EXERCISE INPUT →
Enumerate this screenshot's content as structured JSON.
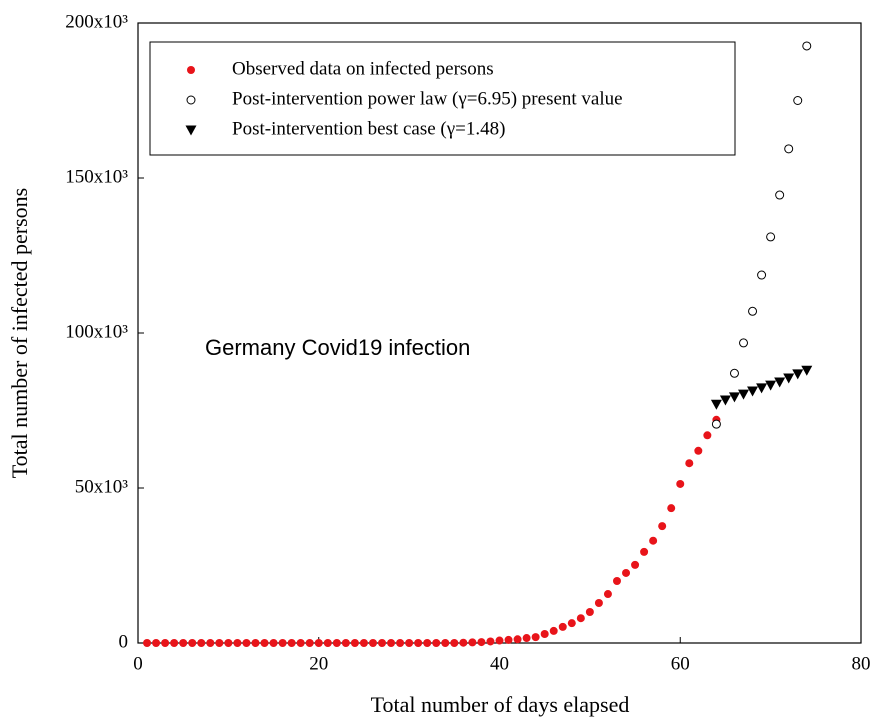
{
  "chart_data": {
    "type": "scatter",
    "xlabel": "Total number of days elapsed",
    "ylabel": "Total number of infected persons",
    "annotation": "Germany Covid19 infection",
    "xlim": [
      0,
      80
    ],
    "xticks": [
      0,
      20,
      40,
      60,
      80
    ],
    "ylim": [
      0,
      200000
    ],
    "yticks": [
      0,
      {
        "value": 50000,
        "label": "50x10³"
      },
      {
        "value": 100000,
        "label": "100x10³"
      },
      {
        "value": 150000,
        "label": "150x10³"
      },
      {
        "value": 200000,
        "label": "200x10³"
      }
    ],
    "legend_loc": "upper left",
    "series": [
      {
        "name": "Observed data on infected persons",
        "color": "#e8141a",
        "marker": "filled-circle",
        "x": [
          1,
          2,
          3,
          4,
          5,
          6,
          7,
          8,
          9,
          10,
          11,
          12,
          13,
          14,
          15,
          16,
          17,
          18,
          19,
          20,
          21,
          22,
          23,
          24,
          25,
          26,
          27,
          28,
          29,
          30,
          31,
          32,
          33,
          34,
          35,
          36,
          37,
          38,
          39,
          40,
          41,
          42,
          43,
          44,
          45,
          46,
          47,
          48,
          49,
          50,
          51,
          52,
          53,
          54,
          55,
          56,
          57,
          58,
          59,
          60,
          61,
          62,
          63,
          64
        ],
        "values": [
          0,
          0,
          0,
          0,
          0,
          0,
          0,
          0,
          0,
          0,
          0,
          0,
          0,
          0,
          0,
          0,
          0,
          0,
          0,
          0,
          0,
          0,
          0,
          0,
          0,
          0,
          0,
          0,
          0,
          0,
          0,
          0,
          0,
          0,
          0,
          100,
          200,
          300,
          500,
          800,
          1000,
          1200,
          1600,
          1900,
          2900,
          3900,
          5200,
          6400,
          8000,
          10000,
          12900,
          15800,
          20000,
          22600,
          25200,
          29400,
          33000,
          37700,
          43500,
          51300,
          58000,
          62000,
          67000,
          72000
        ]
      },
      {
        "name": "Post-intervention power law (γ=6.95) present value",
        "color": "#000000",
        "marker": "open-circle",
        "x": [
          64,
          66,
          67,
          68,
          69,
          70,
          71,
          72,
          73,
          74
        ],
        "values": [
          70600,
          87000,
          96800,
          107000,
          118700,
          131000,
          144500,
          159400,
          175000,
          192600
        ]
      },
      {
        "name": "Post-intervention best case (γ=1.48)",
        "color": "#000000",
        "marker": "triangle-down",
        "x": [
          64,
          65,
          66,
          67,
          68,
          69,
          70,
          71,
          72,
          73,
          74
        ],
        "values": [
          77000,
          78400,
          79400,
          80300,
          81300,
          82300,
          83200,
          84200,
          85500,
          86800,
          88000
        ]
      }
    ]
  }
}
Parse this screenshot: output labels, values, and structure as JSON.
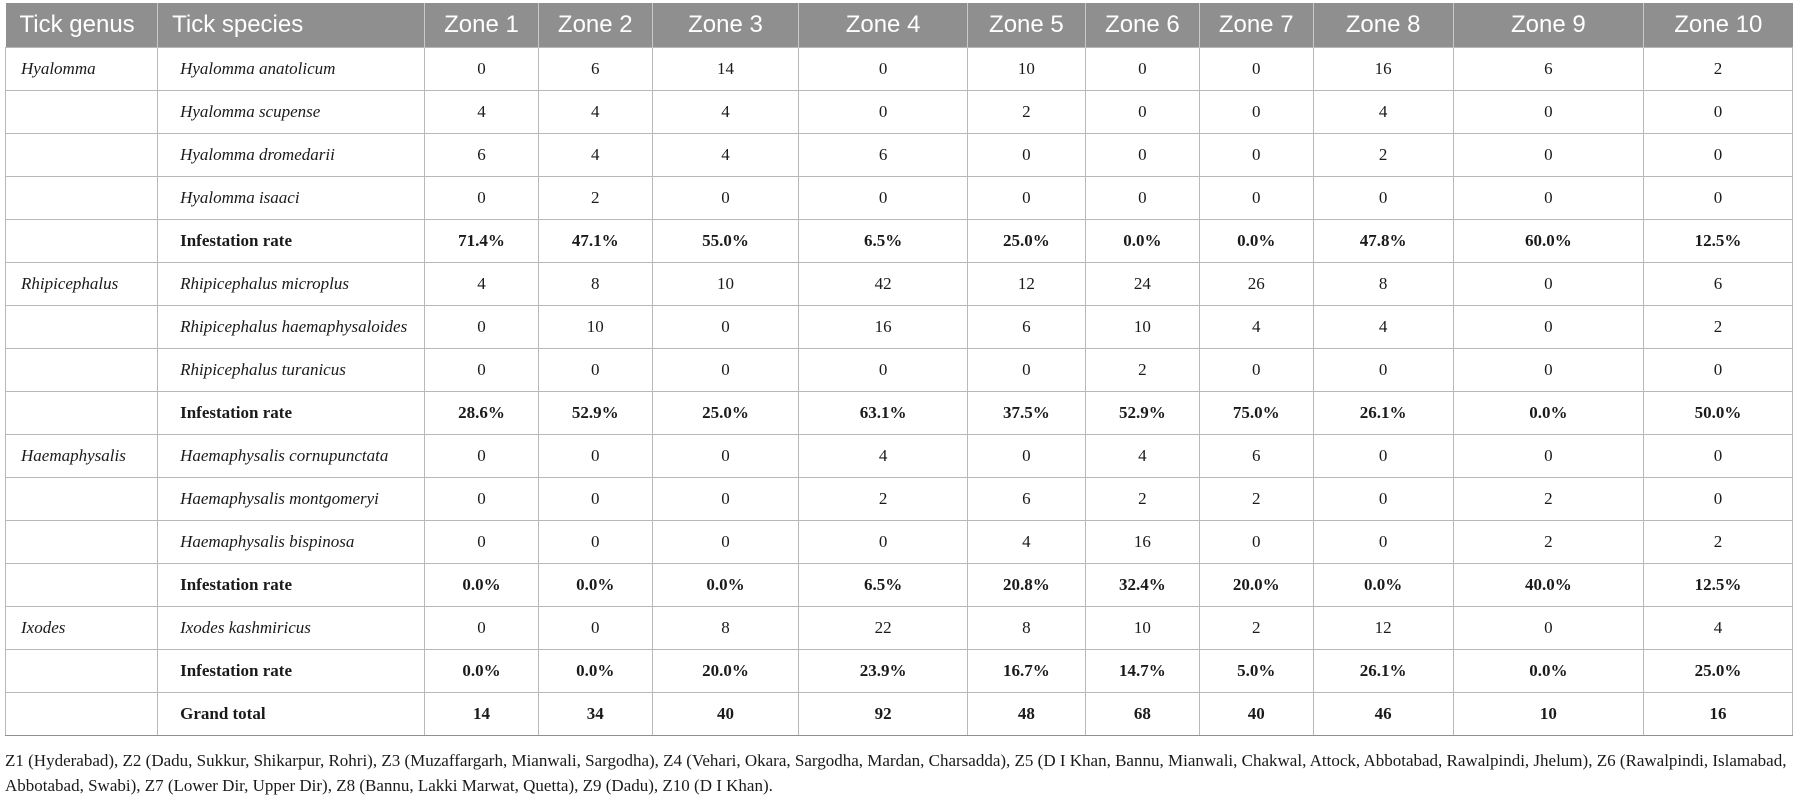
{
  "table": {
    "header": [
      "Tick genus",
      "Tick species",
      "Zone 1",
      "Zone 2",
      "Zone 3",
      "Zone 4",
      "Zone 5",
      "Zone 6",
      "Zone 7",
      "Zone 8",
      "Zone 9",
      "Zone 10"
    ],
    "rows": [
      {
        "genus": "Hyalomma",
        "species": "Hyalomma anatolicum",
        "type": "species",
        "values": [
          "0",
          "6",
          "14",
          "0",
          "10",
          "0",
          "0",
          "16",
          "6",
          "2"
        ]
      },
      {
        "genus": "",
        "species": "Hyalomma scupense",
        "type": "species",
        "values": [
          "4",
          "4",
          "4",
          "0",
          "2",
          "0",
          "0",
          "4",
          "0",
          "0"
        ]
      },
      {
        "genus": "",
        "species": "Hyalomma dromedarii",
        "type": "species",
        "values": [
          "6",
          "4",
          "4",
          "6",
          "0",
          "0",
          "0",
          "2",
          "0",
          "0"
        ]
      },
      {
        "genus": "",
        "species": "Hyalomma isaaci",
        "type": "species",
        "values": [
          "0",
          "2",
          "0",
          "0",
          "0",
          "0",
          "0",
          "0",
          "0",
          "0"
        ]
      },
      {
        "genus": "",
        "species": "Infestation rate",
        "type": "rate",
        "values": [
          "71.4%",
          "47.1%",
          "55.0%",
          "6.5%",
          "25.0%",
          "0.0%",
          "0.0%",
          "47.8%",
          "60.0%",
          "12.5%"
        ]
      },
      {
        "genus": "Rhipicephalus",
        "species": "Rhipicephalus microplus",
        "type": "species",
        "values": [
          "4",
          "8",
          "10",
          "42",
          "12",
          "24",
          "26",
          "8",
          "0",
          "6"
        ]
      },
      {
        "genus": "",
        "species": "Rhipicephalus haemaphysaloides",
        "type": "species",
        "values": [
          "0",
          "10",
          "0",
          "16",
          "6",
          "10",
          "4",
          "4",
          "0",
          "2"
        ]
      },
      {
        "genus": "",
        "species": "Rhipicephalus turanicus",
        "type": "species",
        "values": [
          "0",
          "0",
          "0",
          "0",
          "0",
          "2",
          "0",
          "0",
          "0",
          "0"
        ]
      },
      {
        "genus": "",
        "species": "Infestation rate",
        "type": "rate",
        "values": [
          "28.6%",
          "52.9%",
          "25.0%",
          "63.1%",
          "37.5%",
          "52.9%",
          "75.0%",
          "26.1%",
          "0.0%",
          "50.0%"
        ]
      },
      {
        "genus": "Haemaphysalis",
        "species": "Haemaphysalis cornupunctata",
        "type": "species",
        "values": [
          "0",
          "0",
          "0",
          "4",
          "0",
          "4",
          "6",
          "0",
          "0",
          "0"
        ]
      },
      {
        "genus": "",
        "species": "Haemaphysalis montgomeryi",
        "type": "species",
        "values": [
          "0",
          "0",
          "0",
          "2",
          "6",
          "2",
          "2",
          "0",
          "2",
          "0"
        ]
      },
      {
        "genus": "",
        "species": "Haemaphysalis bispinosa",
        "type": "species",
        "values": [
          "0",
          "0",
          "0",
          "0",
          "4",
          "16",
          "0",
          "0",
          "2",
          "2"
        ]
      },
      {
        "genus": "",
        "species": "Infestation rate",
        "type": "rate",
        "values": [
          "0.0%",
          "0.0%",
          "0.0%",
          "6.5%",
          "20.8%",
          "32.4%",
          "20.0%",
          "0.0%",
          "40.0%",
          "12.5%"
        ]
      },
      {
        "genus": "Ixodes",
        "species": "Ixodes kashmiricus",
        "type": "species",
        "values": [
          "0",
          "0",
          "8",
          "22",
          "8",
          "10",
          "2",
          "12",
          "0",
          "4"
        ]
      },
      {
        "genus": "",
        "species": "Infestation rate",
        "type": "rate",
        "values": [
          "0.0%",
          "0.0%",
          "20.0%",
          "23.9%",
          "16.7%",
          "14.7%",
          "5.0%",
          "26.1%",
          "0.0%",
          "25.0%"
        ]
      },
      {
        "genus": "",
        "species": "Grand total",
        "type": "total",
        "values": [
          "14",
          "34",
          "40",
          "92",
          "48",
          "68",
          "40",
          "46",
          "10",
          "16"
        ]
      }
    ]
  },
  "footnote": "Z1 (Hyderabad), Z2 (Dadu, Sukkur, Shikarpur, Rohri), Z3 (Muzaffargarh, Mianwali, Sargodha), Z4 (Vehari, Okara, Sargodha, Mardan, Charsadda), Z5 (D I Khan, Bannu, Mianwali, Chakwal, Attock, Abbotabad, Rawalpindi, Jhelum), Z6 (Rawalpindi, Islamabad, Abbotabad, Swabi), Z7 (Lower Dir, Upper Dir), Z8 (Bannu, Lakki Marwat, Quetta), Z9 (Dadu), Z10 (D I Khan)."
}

* * *

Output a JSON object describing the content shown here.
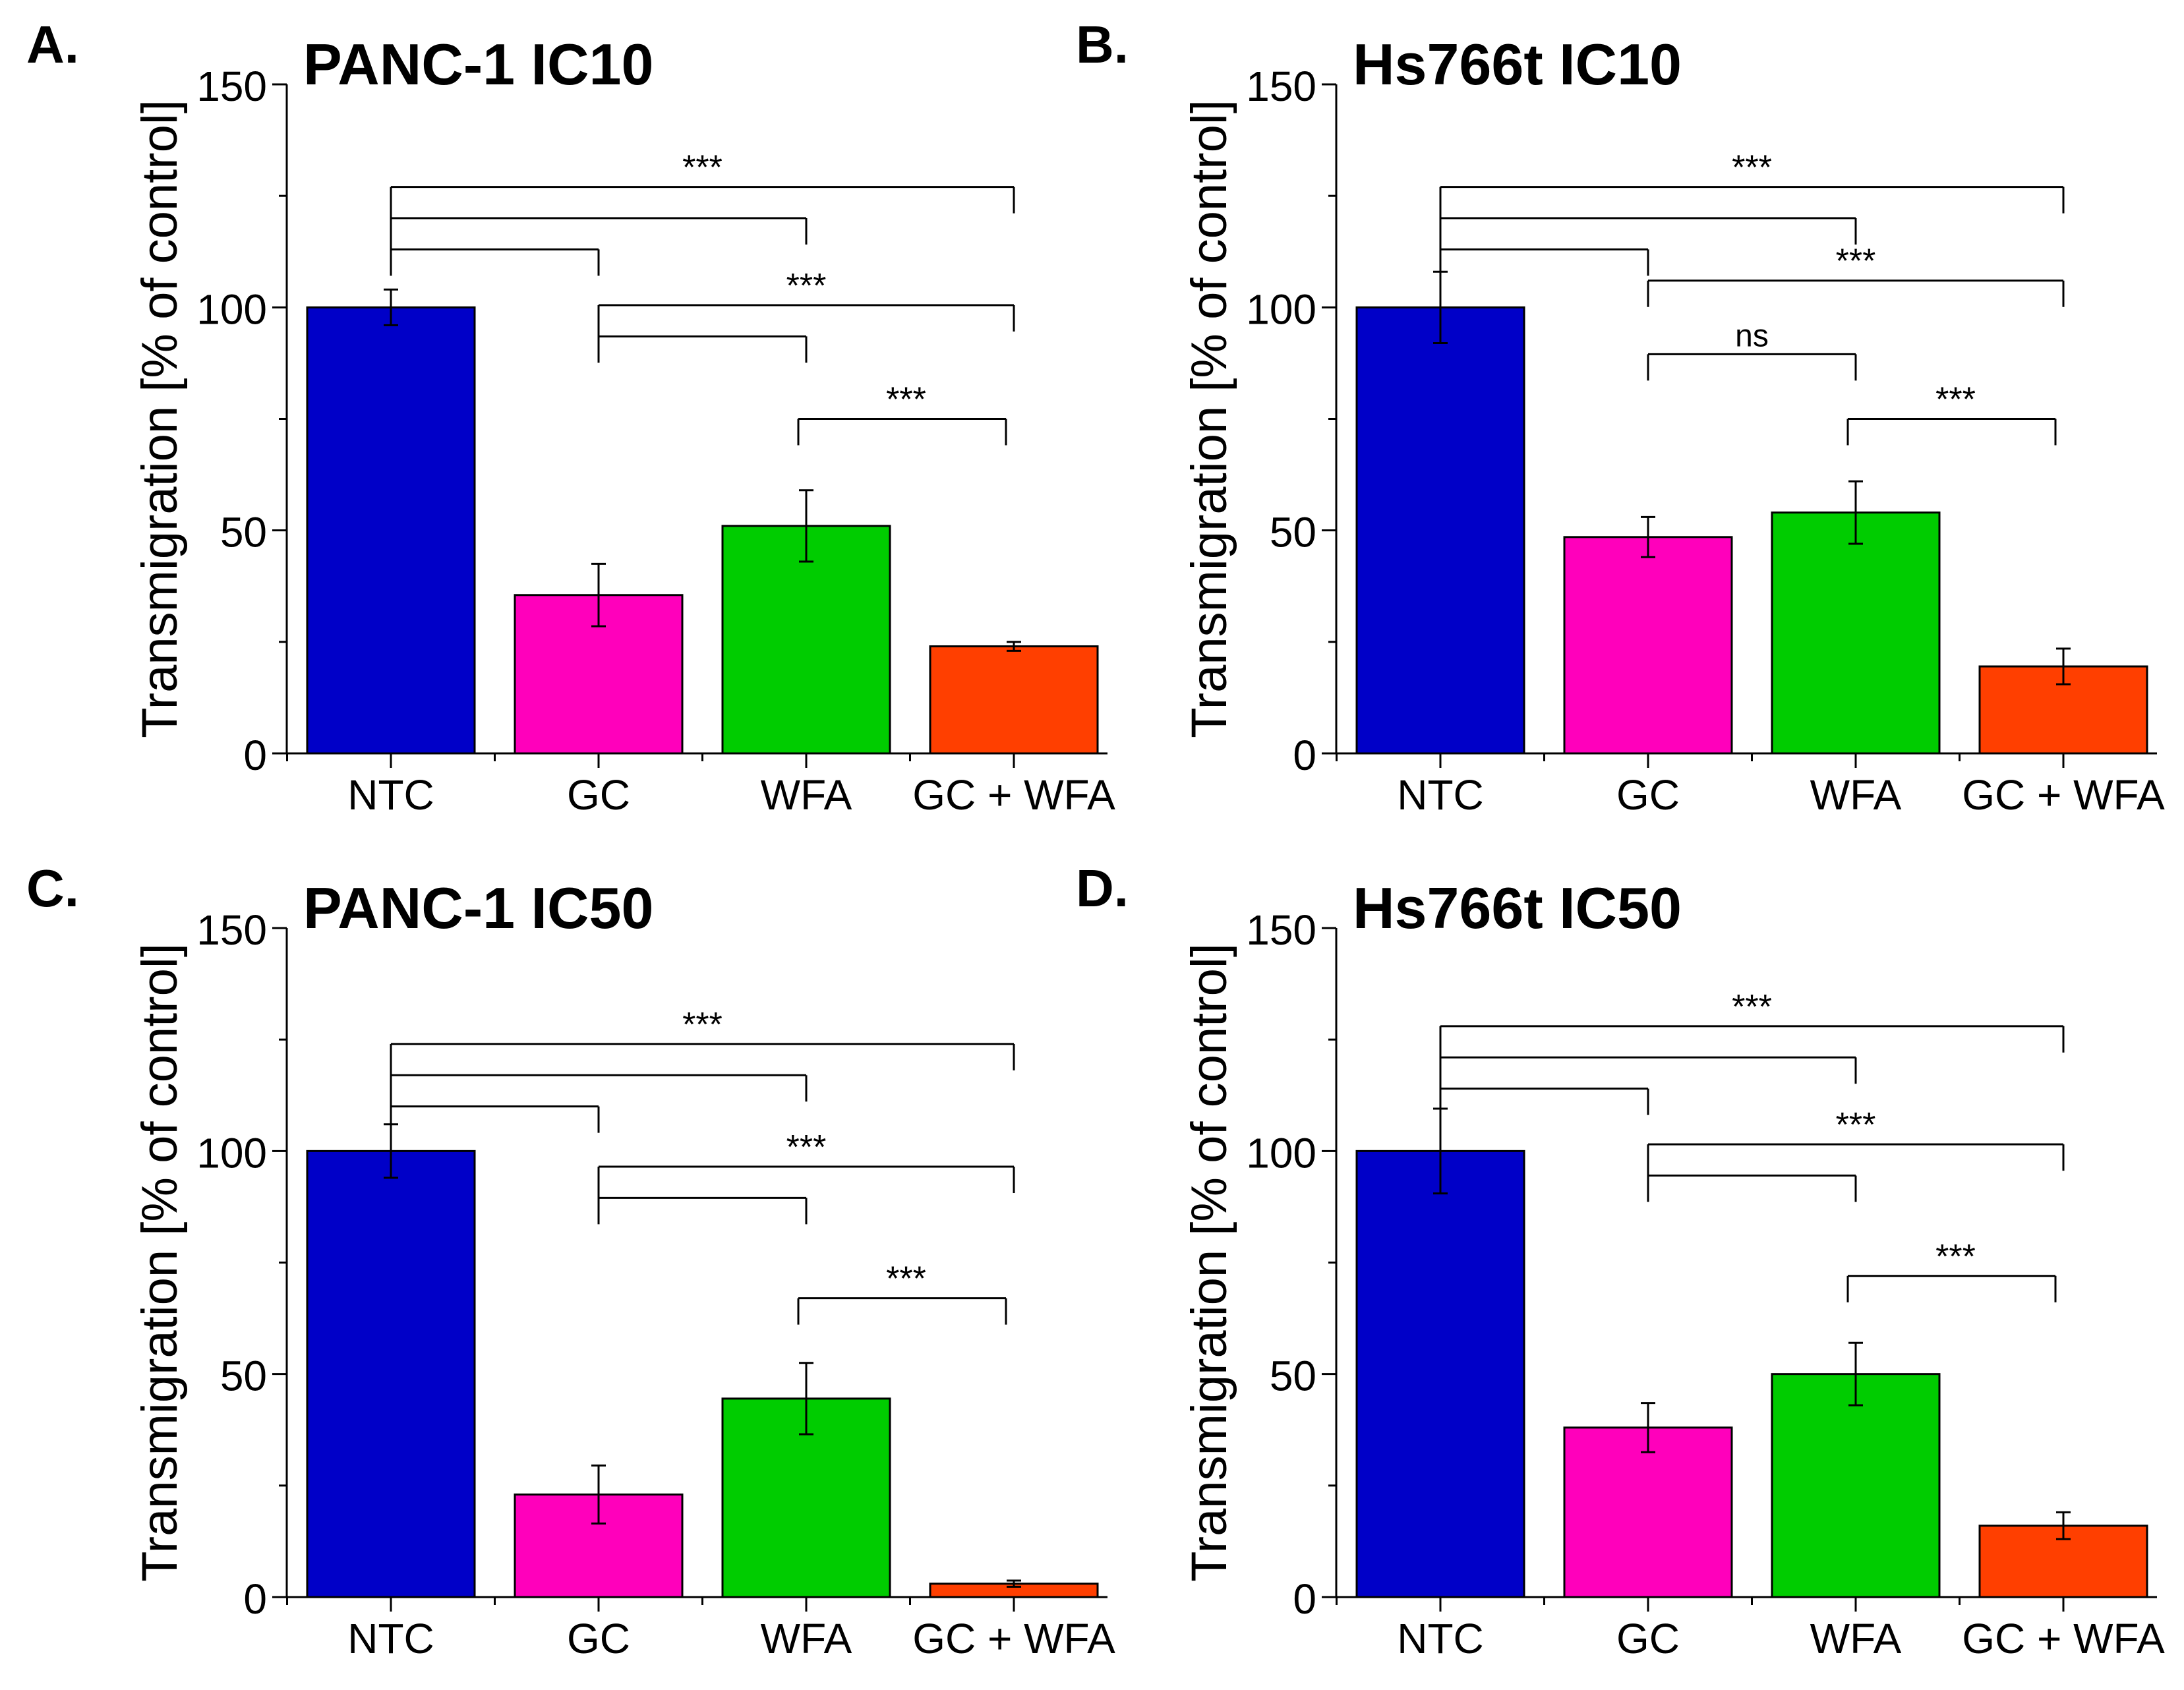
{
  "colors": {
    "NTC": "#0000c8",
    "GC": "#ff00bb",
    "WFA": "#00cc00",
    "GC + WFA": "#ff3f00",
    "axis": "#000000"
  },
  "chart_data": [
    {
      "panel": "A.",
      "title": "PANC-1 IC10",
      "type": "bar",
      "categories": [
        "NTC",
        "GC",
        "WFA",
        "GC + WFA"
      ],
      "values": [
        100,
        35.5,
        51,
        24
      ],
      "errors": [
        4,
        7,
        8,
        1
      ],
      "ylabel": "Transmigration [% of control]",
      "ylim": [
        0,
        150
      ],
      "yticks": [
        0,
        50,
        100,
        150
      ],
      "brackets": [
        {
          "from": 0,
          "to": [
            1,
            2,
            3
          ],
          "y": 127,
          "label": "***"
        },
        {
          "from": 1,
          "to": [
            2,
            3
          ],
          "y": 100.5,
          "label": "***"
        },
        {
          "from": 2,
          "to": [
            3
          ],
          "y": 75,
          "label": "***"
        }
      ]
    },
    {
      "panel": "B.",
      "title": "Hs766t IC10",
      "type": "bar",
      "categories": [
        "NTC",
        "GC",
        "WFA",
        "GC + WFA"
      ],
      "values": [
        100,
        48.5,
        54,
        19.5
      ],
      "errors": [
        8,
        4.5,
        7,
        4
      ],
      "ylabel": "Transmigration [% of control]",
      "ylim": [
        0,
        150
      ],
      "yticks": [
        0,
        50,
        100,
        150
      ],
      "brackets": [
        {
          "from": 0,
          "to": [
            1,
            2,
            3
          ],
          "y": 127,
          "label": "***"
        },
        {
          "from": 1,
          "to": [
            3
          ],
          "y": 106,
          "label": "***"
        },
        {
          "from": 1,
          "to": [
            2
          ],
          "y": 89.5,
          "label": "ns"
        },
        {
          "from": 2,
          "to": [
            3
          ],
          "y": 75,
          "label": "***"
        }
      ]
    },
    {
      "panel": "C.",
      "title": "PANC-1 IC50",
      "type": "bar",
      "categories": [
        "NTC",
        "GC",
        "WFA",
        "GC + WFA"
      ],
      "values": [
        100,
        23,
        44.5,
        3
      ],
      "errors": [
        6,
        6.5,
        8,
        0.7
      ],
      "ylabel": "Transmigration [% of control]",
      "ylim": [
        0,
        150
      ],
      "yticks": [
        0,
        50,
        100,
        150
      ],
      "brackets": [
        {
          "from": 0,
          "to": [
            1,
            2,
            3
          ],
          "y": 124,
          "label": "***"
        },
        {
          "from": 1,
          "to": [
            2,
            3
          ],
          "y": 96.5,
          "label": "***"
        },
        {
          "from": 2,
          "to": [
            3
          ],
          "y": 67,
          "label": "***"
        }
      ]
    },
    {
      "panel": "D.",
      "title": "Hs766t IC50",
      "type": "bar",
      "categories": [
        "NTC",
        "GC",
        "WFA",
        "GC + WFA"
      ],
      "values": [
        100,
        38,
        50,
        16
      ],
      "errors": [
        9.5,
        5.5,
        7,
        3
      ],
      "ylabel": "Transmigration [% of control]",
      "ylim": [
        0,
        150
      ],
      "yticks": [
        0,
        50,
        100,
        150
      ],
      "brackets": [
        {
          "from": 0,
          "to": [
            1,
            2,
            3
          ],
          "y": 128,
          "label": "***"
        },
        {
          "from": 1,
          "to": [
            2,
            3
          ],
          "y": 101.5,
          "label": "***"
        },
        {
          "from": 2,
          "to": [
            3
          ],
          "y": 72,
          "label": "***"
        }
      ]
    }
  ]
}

PROBLEM TO SOLVE →
Locate the word "number" in the records and collect each line it appears in.

CORRECT OUTPUT →
    "xlabel": "Total number of days elapsed",
    "ylabel": "Total number of infected persons",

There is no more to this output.